■ **What you need to do**
Go through the data below and gather each line containing "BatchStatusWorkflow".

■ **Task material**
══════════════════════════════

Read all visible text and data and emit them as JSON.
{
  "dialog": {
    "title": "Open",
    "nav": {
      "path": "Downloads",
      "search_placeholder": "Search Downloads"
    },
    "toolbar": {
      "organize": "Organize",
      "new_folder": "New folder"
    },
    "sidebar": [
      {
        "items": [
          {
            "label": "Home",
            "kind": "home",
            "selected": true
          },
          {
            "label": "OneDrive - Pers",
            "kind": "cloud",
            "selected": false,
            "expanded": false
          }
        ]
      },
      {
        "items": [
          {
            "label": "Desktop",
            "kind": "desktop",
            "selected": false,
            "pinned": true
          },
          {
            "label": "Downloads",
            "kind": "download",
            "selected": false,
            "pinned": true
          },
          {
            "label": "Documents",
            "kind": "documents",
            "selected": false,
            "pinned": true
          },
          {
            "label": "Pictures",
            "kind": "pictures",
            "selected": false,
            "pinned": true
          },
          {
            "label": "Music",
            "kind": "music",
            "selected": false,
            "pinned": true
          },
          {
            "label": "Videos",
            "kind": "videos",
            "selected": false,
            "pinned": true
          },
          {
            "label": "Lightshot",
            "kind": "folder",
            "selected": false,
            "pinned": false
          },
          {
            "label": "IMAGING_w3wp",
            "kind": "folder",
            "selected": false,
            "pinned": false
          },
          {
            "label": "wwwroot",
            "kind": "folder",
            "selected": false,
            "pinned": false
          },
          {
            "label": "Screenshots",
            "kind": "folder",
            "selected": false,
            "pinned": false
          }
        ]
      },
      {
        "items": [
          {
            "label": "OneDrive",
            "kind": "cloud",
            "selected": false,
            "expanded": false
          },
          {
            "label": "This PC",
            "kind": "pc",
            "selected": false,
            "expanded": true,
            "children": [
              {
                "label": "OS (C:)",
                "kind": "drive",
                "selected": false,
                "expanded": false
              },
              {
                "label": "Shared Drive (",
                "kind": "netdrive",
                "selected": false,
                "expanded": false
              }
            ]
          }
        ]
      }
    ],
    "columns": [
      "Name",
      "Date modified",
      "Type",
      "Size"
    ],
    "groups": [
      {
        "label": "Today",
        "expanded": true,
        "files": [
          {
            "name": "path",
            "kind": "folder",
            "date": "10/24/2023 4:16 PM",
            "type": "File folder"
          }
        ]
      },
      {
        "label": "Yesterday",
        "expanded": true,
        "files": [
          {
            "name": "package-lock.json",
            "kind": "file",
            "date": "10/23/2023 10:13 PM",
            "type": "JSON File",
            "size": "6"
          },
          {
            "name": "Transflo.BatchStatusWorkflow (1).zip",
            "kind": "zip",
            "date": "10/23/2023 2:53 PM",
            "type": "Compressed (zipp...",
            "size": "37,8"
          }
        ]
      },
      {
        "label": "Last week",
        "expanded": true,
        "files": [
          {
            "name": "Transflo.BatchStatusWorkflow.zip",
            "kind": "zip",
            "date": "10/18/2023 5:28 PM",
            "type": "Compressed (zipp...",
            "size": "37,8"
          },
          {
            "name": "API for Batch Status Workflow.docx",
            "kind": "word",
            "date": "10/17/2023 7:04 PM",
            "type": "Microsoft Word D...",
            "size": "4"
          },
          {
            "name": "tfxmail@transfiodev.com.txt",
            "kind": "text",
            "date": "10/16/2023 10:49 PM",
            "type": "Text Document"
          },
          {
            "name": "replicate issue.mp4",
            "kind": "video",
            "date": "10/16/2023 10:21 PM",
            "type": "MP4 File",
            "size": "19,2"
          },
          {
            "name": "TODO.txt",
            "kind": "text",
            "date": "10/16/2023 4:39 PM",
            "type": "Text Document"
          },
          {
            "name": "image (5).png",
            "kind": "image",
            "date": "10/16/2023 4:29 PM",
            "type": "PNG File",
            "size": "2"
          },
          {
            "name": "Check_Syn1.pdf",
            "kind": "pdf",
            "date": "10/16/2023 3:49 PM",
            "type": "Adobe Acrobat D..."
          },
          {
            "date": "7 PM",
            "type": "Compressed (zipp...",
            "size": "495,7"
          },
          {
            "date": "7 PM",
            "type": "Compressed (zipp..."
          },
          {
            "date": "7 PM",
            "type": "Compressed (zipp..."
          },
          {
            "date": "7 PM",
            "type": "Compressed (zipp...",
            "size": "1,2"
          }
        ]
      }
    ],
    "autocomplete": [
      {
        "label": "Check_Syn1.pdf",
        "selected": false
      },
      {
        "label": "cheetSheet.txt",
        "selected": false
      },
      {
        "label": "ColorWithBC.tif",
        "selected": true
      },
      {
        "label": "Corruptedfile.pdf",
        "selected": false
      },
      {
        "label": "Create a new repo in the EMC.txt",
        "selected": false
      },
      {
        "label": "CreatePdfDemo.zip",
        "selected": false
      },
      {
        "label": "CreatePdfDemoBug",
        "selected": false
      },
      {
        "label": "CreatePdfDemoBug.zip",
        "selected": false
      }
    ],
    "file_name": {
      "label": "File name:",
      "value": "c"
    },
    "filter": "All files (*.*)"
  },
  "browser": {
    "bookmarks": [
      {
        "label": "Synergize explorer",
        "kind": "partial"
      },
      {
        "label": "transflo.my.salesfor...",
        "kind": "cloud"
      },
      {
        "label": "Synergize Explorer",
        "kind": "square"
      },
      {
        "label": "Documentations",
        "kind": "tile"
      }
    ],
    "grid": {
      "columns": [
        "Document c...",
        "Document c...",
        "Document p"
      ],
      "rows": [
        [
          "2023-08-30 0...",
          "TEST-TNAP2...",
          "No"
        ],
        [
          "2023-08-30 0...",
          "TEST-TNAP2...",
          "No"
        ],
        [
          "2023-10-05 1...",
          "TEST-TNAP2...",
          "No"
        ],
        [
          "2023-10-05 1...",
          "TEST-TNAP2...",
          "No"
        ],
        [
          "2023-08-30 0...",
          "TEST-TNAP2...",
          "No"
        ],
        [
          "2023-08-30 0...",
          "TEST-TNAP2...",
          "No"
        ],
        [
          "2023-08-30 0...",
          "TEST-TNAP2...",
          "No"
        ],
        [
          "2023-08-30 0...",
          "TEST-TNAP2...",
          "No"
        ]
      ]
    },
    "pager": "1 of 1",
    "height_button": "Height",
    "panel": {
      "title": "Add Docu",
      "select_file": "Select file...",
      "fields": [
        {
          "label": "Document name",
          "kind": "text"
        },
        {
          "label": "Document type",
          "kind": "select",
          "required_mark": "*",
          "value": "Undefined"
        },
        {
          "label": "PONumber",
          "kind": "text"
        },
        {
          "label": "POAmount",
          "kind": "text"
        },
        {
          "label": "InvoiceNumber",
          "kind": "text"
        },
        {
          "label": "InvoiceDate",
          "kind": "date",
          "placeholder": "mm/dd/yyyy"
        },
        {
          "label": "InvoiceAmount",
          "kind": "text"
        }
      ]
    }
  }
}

══════════════════════════════

■ **Final result**
            "name": "Transflo.BatchStatusWorkflow (1).zip",
            "name": "Transflo.BatchStatusWorkflow.zip",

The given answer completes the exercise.